▶ [SET TASK]
Write out every line of the following records, keeping each character unchanged.

[Stored data]
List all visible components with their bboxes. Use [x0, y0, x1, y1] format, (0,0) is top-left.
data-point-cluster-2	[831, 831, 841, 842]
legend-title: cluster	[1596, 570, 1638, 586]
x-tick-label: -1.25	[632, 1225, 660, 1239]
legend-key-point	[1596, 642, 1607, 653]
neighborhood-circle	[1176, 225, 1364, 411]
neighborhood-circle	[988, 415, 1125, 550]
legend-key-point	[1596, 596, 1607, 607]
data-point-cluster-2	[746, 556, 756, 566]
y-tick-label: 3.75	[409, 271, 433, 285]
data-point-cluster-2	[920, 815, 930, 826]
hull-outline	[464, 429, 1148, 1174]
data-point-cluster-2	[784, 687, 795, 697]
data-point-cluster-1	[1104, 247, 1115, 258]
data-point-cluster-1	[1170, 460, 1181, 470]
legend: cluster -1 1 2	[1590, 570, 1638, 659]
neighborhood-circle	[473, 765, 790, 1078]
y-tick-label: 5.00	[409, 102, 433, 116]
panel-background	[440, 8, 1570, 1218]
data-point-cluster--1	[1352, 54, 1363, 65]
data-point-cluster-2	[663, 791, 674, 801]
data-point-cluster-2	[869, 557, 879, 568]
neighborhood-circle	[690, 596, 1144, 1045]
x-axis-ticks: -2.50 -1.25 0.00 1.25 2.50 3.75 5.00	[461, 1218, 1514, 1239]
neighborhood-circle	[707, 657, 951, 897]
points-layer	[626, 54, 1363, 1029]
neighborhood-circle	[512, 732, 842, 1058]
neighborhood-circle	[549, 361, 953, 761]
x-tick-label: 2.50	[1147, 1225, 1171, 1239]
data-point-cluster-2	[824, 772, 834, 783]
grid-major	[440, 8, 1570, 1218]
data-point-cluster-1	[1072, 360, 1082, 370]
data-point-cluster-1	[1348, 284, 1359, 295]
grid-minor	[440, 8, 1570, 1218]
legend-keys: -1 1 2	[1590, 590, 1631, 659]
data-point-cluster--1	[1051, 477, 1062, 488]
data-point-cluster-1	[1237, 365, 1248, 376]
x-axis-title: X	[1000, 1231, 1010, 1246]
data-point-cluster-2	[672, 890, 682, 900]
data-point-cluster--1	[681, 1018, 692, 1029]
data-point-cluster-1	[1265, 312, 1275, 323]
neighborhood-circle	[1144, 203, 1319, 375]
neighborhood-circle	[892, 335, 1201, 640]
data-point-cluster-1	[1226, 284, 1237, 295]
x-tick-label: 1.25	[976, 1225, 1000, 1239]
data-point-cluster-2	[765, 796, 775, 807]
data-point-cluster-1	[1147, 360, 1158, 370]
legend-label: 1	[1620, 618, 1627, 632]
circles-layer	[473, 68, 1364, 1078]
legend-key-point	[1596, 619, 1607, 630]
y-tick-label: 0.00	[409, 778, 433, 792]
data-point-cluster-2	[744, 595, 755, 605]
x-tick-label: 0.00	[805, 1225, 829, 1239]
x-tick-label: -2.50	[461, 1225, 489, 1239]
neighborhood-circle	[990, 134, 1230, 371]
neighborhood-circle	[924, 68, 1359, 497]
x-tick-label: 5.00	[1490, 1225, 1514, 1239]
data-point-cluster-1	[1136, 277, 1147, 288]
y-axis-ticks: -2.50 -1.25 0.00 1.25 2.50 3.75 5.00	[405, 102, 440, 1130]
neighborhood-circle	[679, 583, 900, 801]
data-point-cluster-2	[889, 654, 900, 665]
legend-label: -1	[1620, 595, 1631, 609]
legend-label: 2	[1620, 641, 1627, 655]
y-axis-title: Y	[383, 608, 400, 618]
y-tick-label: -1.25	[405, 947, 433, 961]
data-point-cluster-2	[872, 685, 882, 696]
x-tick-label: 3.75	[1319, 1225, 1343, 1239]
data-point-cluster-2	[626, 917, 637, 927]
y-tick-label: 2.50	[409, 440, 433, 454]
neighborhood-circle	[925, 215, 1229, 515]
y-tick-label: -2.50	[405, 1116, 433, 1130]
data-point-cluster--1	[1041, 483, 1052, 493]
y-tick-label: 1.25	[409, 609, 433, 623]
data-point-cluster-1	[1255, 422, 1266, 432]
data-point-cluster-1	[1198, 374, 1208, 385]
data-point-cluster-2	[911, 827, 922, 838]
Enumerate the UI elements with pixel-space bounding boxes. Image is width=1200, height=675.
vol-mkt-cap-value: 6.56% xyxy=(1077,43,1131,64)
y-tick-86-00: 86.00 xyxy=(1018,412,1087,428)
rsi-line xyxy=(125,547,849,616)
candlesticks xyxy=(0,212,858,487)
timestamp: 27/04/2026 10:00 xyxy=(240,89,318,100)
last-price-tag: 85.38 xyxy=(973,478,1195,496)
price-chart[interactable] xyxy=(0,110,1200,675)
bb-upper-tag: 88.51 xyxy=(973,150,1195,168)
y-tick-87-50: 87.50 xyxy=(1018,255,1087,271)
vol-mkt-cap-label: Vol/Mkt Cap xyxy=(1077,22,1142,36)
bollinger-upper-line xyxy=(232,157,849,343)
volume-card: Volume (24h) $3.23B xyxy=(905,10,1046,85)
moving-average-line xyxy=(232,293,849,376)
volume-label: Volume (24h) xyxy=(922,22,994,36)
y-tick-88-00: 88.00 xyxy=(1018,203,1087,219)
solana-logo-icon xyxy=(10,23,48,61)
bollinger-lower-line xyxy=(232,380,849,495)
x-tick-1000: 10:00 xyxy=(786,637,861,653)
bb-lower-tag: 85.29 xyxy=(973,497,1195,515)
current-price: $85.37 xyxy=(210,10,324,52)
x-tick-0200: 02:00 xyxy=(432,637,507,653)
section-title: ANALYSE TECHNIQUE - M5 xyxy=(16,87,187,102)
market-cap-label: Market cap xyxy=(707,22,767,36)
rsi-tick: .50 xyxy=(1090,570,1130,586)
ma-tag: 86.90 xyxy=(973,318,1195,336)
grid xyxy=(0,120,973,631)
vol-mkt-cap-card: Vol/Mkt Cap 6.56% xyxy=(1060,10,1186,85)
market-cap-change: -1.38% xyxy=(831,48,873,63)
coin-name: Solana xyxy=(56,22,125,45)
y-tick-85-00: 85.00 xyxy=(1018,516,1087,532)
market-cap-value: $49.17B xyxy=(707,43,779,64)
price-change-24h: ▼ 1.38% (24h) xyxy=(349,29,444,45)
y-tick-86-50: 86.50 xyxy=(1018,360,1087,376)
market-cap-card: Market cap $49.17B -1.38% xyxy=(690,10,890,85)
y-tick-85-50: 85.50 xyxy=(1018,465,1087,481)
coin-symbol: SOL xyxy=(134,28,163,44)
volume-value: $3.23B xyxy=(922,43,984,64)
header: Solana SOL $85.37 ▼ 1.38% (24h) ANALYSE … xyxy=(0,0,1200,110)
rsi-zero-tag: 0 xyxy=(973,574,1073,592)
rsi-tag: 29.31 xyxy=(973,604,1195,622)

▶ [WRITTEN RESPONSE]
List all visible components with their bboxes. Use [x0, y0, x1, y1] format, (0,0) is top-left.
data-point-cluster-2	[831, 831, 841, 842]
legend-title: cluster	[1596, 570, 1638, 586]
x-tick-label: -1.25	[632, 1225, 660, 1239]
legend-key-point	[1596, 642, 1607, 653]
neighborhood-circle	[1176, 225, 1364, 411]
neighborhood-circle	[988, 415, 1125, 550]
legend-key-point	[1596, 596, 1607, 607]
data-point-cluster-2	[746, 556, 756, 566]
y-tick-label: 3.75	[409, 271, 433, 285]
data-point-cluster-2	[920, 815, 930, 826]
hull-outline	[464, 429, 1148, 1174]
data-point-cluster-2	[784, 687, 795, 697]
data-point-cluster-1	[1104, 247, 1115, 258]
data-point-cluster-1	[1170, 460, 1181, 470]
legend: cluster -1 1 2	[1590, 570, 1638, 659]
neighborhood-circle	[473, 765, 790, 1078]
y-tick-label: 5.00	[409, 102, 433, 116]
panel-background	[440, 8, 1570, 1218]
data-point-cluster--1	[1352, 54, 1363, 65]
data-point-cluster-2	[663, 791, 674, 801]
data-point-cluster-2	[869, 557, 879, 568]
neighborhood-circle	[690, 596, 1144, 1045]
x-axis-ticks: -2.50 -1.25 0.00 1.25 2.50 3.75 5.00	[461, 1218, 1514, 1239]
neighborhood-circle	[707, 657, 951, 897]
points-layer	[626, 54, 1363, 1029]
neighborhood-circle	[512, 732, 842, 1058]
neighborhood-circle	[549, 361, 953, 761]
x-tick-label: 2.50	[1147, 1225, 1171, 1239]
data-point-cluster-2	[824, 772, 834, 783]
grid-major	[440, 8, 1570, 1218]
data-point-cluster-1	[1072, 360, 1082, 370]
data-point-cluster-1	[1348, 284, 1359, 295]
grid-minor	[440, 8, 1570, 1218]
legend-keys: -1 1 2	[1590, 590, 1631, 659]
data-point-cluster--1	[1051, 477, 1062, 488]
data-point-cluster-1	[1237, 365, 1248, 376]
x-axis-title: X	[1000, 1231, 1010, 1246]
data-point-cluster-2	[672, 890, 682, 900]
data-point-cluster--1	[681, 1018, 692, 1029]
data-point-cluster-1	[1265, 312, 1275, 323]
neighborhood-circle	[1144, 203, 1319, 375]
neighborhood-circle	[892, 335, 1201, 640]
data-point-cluster-1	[1226, 284, 1237, 295]
x-tick-label: 1.25	[976, 1225, 1000, 1239]
data-point-cluster-2	[765, 796, 775, 807]
data-point-cluster-1	[1147, 360, 1158, 370]
legend-label: 1	[1620, 618, 1627, 632]
circles-layer	[473, 68, 1364, 1078]
legend-key-point	[1596, 619, 1607, 630]
y-tick-label: 0.00	[409, 778, 433, 792]
data-point-cluster-2	[744, 595, 755, 605]
x-tick-label: 0.00	[805, 1225, 829, 1239]
x-tick-label: -2.50	[461, 1225, 489, 1239]
neighborhood-circle	[990, 134, 1230, 371]
neighborhood-circle	[924, 68, 1359, 497]
x-tick-label: 5.00	[1490, 1225, 1514, 1239]
data-point-cluster-1	[1136, 277, 1147, 288]
y-axis-ticks: -2.50 -1.25 0.00 1.25 2.50 3.75 5.00	[405, 102, 440, 1130]
neighborhood-circle	[679, 583, 900, 801]
data-point-cluster-2	[889, 654, 900, 665]
legend-label: -1	[1620, 595, 1631, 609]
legend-label: 2	[1620, 641, 1627, 655]
y-axis-title: Y	[383, 608, 400, 618]
y-tick-label: -1.25	[405, 947, 433, 961]
data-point-cluster-2	[872, 685, 882, 696]
x-tick-label: 3.75	[1319, 1225, 1343, 1239]
data-point-cluster-2	[626, 917, 637, 927]
y-tick-label: 2.50	[409, 440, 433, 454]
neighborhood-circle	[925, 215, 1229, 515]
y-tick-label: -2.50	[405, 1116, 433, 1130]
data-point-cluster--1	[1041, 483, 1052, 493]
y-tick-label: 1.25	[409, 609, 433, 623]
data-point-cluster-1	[1255, 422, 1266, 432]
data-point-cluster-1	[1198, 374, 1208, 385]
data-point-cluster-2	[911, 827, 922, 838]
Enumerate the UI elements with pixel-space bounding boxes. Image is width=1200, height=675.
vol-mkt-cap-value: 6.56% xyxy=(1077,43,1131,64)
y-tick-86-00: 86.00 xyxy=(1018,412,1087,428)
rsi-line xyxy=(125,547,849,616)
candlesticks xyxy=(0,212,858,487)
timestamp: 27/04/2026 10:00 xyxy=(240,89,318,100)
last-price-tag: 85.38 xyxy=(973,478,1195,496)
price-chart[interactable] xyxy=(0,110,1200,675)
bb-upper-tag: 88.51 xyxy=(973,150,1195,168)
y-tick-87-50: 87.50 xyxy=(1018,255,1087,271)
vol-mkt-cap-label: Vol/Mkt Cap xyxy=(1077,22,1142,36)
bollinger-upper-line xyxy=(232,157,849,343)
volume-card: Volume (24h) $3.23B xyxy=(905,10,1046,85)
moving-average-line xyxy=(232,293,849,376)
volume-label: Volume (24h) xyxy=(922,22,994,36)
y-tick-88-00: 88.00 xyxy=(1018,203,1087,219)
solana-logo-icon xyxy=(10,23,48,61)
bollinger-lower-line xyxy=(232,380,849,495)
x-tick-1000: 10:00 xyxy=(786,637,861,653)
bb-lower-tag: 85.29 xyxy=(973,497,1195,515)
current-price: $85.37 xyxy=(210,10,324,52)
x-tick-0200: 02:00 xyxy=(432,637,507,653)
section-title: ANALYSE TECHNIQUE - M5 xyxy=(16,87,187,102)
market-cap-label: Market cap xyxy=(707,22,767,36)
rsi-tick: .50 xyxy=(1090,570,1130,586)
ma-tag: 86.90 xyxy=(973,318,1195,336)
grid xyxy=(0,120,973,631)
vol-mkt-cap-card: Vol/Mkt Cap 6.56% xyxy=(1060,10,1186,85)
market-cap-change: -1.38% xyxy=(831,48,873,63)
coin-name: Solana xyxy=(56,22,125,45)
y-tick-85-00: 85.00 xyxy=(1018,516,1087,532)
market-cap-value: $49.17B xyxy=(707,43,779,64)
price-change-24h: ▼ 1.38% (24h) xyxy=(349,29,444,45)
y-tick-86-50: 86.50 xyxy=(1018,360,1087,376)
market-cap-card: Market cap $49.17B -1.38% xyxy=(690,10,890,85)
y-tick-85-50: 85.50 xyxy=(1018,465,1087,481)
coin-symbol: SOL xyxy=(134,28,163,44)
volume-value: $3.23B xyxy=(922,43,984,64)
header: Solana SOL $85.37 ▼ 1.38% (24h) ANALYSE … xyxy=(0,0,1200,110)
rsi-zero-tag: 0 xyxy=(973,574,1073,592)
rsi-tag: 29.31 xyxy=(973,604,1195,622)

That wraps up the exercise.